- Goal -
Report how many lines hold the string "value". Give the number and nothing else.

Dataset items

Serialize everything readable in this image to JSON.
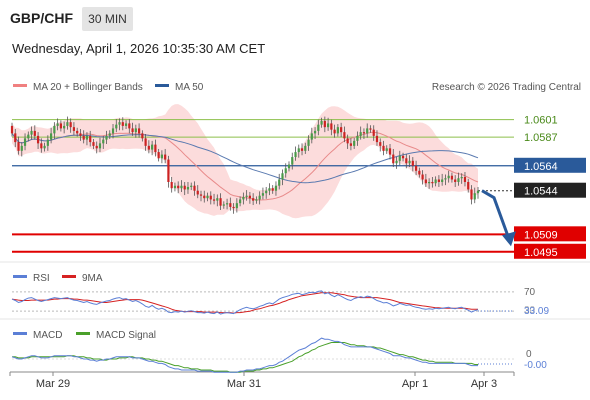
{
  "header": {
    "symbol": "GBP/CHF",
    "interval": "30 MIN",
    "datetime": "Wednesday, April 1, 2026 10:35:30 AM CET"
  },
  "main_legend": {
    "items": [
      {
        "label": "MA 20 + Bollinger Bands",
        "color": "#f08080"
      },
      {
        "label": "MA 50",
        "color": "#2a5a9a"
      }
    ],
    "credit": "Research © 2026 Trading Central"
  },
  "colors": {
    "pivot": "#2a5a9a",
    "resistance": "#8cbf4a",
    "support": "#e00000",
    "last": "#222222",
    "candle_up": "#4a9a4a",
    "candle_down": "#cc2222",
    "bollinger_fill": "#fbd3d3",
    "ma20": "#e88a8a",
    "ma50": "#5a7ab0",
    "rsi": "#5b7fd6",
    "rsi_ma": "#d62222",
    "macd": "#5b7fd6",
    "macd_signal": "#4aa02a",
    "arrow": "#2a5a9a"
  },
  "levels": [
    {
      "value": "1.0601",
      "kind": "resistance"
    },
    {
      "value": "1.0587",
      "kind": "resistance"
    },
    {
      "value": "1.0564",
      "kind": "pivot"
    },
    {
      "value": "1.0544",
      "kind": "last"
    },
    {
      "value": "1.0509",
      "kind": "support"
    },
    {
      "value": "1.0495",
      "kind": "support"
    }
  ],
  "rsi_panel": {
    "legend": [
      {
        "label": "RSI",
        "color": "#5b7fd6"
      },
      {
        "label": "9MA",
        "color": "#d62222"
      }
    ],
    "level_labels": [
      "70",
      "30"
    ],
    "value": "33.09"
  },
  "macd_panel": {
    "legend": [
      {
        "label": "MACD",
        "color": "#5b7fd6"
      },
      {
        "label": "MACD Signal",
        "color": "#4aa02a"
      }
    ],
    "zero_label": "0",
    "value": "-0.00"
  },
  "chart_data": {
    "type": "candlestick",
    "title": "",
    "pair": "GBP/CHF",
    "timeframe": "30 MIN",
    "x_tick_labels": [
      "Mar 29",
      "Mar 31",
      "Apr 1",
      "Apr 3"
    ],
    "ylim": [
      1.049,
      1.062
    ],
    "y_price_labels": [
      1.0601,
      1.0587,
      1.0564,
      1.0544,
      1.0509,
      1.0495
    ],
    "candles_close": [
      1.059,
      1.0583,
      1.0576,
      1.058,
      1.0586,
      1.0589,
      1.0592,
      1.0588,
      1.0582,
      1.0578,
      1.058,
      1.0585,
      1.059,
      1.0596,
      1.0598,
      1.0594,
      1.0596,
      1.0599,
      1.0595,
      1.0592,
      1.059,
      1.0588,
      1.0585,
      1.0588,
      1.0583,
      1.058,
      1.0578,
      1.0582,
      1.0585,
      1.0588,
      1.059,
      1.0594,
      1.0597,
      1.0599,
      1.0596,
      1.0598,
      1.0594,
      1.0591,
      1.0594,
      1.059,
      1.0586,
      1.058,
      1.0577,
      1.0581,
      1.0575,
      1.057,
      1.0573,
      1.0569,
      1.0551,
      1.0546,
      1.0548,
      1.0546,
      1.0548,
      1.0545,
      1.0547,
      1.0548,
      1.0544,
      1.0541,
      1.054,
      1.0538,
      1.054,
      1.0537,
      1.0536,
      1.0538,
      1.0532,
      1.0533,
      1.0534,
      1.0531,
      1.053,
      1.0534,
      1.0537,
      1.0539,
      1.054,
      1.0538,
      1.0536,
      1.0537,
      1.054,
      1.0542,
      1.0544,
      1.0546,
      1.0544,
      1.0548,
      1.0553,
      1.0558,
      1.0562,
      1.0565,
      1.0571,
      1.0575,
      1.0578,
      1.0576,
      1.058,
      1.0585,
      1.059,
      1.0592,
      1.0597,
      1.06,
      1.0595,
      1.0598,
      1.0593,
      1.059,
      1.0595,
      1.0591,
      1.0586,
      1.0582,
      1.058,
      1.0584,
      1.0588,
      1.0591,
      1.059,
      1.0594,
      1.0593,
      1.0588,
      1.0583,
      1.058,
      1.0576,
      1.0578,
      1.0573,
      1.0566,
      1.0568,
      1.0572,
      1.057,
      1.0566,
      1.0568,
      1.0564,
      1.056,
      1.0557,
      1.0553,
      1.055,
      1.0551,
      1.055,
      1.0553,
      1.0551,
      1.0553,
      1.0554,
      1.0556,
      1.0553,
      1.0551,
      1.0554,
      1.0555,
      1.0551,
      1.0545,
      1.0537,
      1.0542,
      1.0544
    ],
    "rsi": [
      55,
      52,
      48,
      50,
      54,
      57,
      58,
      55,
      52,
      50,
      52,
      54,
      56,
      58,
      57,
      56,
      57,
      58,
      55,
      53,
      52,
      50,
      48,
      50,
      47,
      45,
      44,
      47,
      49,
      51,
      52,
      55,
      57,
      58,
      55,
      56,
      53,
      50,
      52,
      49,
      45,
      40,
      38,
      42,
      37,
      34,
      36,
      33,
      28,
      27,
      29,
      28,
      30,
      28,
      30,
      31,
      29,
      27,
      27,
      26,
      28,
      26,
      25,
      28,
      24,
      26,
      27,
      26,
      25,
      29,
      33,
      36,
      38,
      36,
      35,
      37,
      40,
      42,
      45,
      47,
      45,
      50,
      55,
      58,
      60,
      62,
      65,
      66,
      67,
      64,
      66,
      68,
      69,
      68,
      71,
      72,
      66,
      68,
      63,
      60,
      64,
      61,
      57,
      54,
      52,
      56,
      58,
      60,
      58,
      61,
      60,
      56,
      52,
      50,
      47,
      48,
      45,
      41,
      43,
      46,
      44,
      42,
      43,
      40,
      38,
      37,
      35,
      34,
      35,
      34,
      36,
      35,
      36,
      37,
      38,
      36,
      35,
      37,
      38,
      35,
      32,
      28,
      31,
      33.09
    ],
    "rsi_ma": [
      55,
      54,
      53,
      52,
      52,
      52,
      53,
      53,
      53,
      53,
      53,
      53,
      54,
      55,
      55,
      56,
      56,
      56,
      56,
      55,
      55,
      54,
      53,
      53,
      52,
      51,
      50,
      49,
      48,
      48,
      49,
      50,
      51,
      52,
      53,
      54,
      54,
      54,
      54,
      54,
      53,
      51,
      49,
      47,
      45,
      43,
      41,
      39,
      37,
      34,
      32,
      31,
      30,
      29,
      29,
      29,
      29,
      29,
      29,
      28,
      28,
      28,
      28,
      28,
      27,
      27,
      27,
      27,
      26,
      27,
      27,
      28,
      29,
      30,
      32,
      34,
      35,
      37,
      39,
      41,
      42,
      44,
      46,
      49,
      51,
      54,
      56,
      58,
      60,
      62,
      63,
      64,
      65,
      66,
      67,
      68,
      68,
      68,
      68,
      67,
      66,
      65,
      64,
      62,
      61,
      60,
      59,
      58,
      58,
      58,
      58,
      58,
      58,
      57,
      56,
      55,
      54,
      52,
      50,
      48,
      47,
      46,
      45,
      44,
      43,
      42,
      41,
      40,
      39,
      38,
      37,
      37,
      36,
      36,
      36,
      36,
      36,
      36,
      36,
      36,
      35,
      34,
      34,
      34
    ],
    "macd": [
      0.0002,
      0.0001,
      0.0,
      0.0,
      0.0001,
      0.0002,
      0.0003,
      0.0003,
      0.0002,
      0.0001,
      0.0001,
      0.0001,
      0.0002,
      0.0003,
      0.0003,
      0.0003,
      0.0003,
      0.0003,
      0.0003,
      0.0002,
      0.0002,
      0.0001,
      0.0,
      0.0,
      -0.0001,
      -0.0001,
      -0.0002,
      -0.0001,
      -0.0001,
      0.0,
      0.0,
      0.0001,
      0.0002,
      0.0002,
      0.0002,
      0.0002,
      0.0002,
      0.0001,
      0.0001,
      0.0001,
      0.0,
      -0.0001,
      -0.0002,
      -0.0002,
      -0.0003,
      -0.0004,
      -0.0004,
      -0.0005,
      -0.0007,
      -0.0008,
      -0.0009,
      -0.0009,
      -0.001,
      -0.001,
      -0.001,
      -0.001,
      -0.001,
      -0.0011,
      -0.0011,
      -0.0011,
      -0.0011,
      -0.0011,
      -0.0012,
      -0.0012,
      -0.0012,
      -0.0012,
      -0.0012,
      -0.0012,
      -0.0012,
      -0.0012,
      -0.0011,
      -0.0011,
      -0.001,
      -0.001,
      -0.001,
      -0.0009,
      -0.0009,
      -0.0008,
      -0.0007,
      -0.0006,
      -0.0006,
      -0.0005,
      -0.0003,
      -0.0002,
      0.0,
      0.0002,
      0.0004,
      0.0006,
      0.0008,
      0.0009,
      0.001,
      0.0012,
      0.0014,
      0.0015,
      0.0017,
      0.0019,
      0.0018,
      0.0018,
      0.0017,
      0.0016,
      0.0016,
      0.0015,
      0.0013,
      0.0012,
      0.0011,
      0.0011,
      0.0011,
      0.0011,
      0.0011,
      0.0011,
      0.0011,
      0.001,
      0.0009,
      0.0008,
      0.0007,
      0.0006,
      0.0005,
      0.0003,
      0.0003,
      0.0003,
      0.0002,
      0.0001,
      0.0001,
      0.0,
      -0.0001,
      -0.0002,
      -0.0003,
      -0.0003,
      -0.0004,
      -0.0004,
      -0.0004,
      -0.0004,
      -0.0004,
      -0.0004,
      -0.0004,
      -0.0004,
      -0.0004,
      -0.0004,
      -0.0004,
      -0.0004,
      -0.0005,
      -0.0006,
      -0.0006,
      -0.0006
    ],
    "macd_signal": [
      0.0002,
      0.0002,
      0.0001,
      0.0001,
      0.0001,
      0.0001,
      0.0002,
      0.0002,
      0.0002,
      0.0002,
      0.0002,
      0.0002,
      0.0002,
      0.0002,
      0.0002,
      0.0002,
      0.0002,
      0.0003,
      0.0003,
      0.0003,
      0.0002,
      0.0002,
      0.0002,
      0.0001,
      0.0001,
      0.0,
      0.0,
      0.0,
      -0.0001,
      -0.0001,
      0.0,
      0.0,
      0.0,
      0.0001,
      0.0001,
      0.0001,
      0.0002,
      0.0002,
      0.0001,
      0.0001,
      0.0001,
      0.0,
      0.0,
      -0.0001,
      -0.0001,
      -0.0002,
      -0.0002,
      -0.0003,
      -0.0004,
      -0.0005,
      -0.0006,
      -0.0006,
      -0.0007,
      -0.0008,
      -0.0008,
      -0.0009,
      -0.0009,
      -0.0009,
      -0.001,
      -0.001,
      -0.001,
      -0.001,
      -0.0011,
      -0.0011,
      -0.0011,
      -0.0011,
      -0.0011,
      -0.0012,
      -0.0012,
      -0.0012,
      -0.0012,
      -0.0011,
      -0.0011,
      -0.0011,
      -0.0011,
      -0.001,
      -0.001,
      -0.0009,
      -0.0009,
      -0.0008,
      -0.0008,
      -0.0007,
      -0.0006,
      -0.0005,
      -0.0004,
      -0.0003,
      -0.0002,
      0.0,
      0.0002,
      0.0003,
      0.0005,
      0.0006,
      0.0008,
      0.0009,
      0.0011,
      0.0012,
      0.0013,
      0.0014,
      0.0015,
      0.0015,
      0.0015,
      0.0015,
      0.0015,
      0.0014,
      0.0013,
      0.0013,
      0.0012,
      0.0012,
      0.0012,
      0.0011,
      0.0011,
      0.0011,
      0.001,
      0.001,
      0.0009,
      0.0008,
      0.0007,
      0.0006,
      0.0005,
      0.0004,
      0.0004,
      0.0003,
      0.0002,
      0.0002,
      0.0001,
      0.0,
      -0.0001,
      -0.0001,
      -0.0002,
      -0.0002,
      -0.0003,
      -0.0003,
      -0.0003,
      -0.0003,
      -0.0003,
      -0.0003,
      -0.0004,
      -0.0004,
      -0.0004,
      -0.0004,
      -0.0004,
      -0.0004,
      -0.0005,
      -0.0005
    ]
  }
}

- Solution -
8